Problem requirements:
Select every line holding the word "document" and copy it.

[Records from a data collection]
● ● ● ● ● ● ●
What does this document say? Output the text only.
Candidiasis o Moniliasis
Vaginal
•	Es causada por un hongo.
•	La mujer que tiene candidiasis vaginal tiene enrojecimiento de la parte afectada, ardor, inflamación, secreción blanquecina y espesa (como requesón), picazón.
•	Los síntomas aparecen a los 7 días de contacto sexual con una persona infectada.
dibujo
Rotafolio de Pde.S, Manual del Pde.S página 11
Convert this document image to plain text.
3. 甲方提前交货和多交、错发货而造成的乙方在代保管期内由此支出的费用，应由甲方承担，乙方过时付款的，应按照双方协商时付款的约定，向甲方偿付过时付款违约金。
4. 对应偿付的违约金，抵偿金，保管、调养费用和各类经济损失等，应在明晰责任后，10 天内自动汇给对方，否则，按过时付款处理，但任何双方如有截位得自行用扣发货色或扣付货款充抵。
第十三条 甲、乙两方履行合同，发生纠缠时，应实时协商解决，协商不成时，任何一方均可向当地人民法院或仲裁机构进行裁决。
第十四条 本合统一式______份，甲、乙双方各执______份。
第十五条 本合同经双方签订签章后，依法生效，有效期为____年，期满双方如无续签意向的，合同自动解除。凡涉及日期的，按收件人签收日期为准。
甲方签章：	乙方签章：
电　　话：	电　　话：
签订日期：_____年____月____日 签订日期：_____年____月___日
● ● ● ● ● ● ●
The response:
What does this document say? Output the text only.
Convert this document image to plain text.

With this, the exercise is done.